_Exercise brief_:
Keep the pictures out of the copy and repeat the records exactly.

## Begin Entries shown

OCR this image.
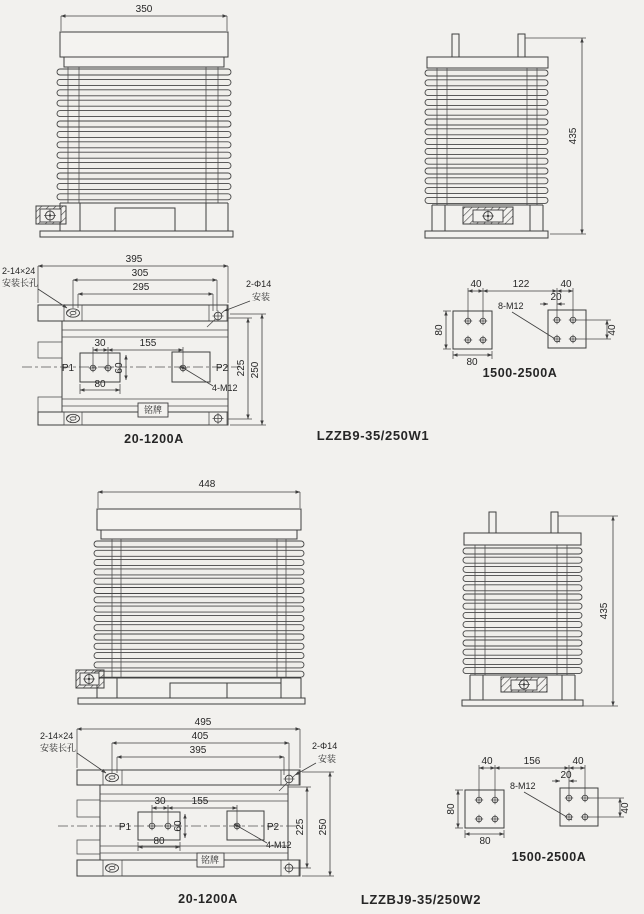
350
435
395
305
295
2-14×24
安装长孔	2-Φ14
安装
30	155
60
80
P1	P2
4-M12
225 250
铭牌
20-1200A
40	122	40
20
8-M12
80
80
40
1500-2500A
LZZB9-35/250W1
448
435
495
405
395
2-14×24
安装长孔	2-Φ14
安装
30	155
60
80
P1	P2
4-M12
225 250
铭牌
20-1200A
40	156	40
20
8-M12
80
80
40
1500-2500A
LZZBJ9-35/250W2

## End Entries shown

_Task solution_:
OCR this image.
350
435
395
305
295
2-14×24
安装长孔	2-Φ14
安装
30	155
60
80
P1	P2
4-M12
225 250
铭牌
20-1200A
40	122	40
20
8-M12
80
80
40
1500-2500A
LZZB9-35/250W1
448
435
495
405
395
2-14×24
安装长孔	2-Φ14
安装
30	155
60
80
P1	P2
4-M12
225 250
铭牌
20-1200A
40	156	40
20
8-M12
80
80
40
1500-2500A
LZZBJ9-35/250W2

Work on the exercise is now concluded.